**Objective**
Write out the data again exactly, skipping every picture.

[Begin Data provided]

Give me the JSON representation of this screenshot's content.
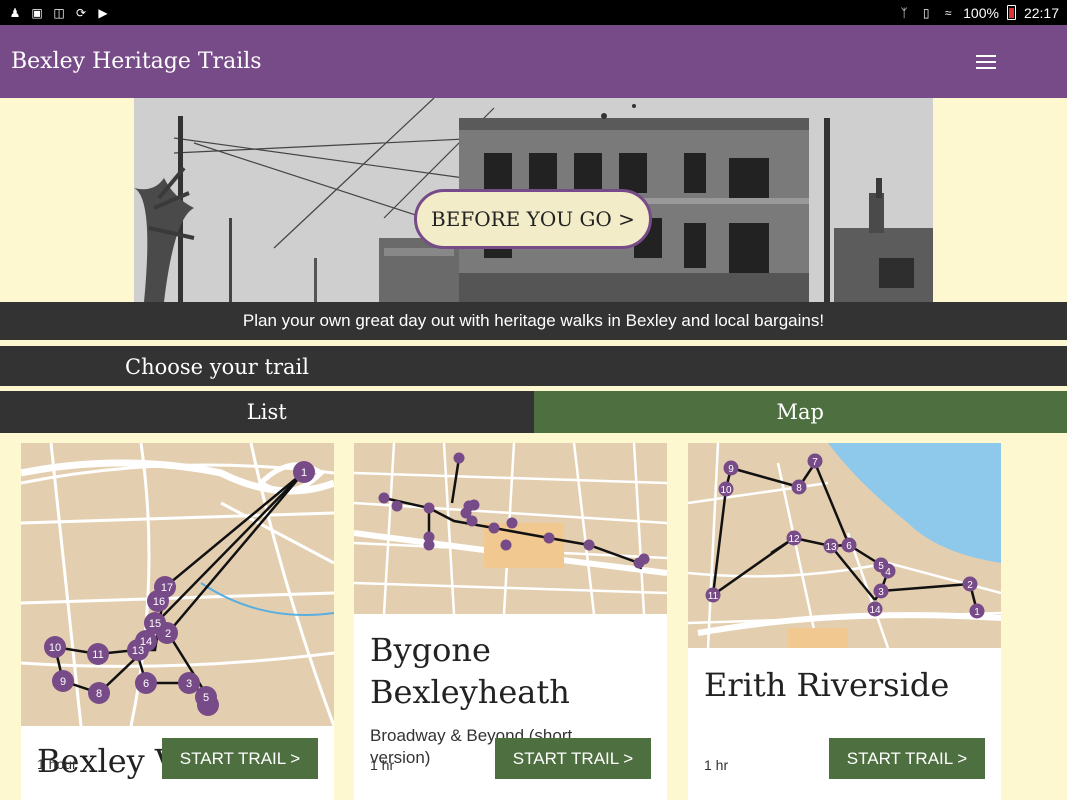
{
  "statusbar": {
    "battery": "100%",
    "time": "22:17",
    "left_icons": [
      "person-icon",
      "image-icon",
      "sd-card-icon",
      "sync-icon",
      "play-store-icon"
    ],
    "right_icons": [
      "bluetooth-icon",
      "vibrate-icon",
      "wifi-icon",
      "battery-icon"
    ]
  },
  "appbar": {
    "title": "Bexley Heritage Trails",
    "menu_icon": "hamburger-menu-icon"
  },
  "hero": {
    "button_label": "BEFORE YOU GO >"
  },
  "tagline": "Plan your own great day out with heritage walks in Bexley and local bargains!",
  "section": {
    "title": "Choose your trail"
  },
  "tabs": [
    {
      "label": "List"
    },
    {
      "label": "Map"
    }
  ],
  "trails": [
    {
      "title": "Bexley Village",
      "subtitle": "",
      "duration": "1 hour",
      "button": "START TRAIL >"
    },
    {
      "title": "Bygone Bexleyheath",
      "subtitle": "Broadway & Beyond (short version)",
      "duration": "1 hr",
      "button": "START TRAIL >"
    },
    {
      "title": "Erith Riverside",
      "subtitle": "",
      "duration": "1 hr",
      "button": "START TRAIL >"
    }
  ],
  "colors": {
    "appbar": "#774a88",
    "background": "#fdf8cf",
    "dark_band": "#333333",
    "accent_green": "#4e7040",
    "marker": "#774a88"
  }
}
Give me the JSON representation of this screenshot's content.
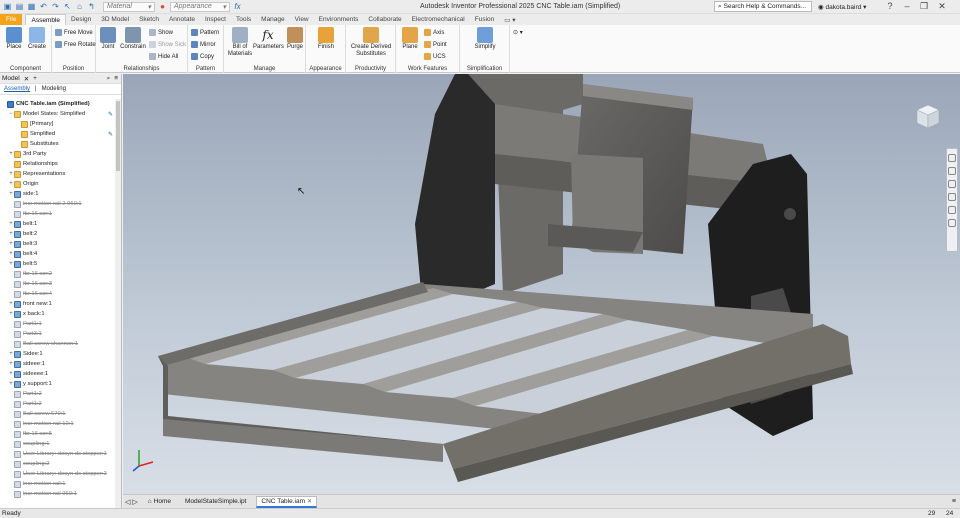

[End Data provided]

**The output**
Give me the JSON representation of this screenshot's content.
{
  "statusbar": {
    "battery": "100%",
    "time": "22:17",
    "left_icons": [
      "person-icon",
      "image-icon",
      "sd-card-icon",
      "sync-icon",
      "play-store-icon"
    ],
    "right_icons": [
      "bluetooth-icon",
      "vibrate-icon",
      "wifi-icon",
      "battery-icon"
    ]
  },
  "appbar": {
    "title": "Bexley Heritage Trails",
    "menu_icon": "hamburger-menu-icon"
  },
  "hero": {
    "button_label": "BEFORE YOU GO >"
  },
  "tagline": "Plan your own great day out with heritage walks in Bexley and local bargains!",
  "section": {
    "title": "Choose your trail"
  },
  "tabs": [
    {
      "label": "List"
    },
    {
      "label": "Map"
    }
  ],
  "trails": [
    {
      "title": "Bexley Village",
      "subtitle": "",
      "duration": "1 hour",
      "button": "START TRAIL >"
    },
    {
      "title": "Bygone Bexleyheath",
      "subtitle": "Broadway & Beyond (short version)",
      "duration": "1 hr",
      "button": "START TRAIL >"
    },
    {
      "title": "Erith Riverside",
      "subtitle": "",
      "duration": "1 hr",
      "button": "START TRAIL >"
    }
  ],
  "colors": {
    "appbar": "#774a88",
    "background": "#fdf8cf",
    "dark_band": "#333333",
    "accent_green": "#4e7040",
    "marker": "#774a88"
  }
}
Give me the JSON representation of this screenshot's content.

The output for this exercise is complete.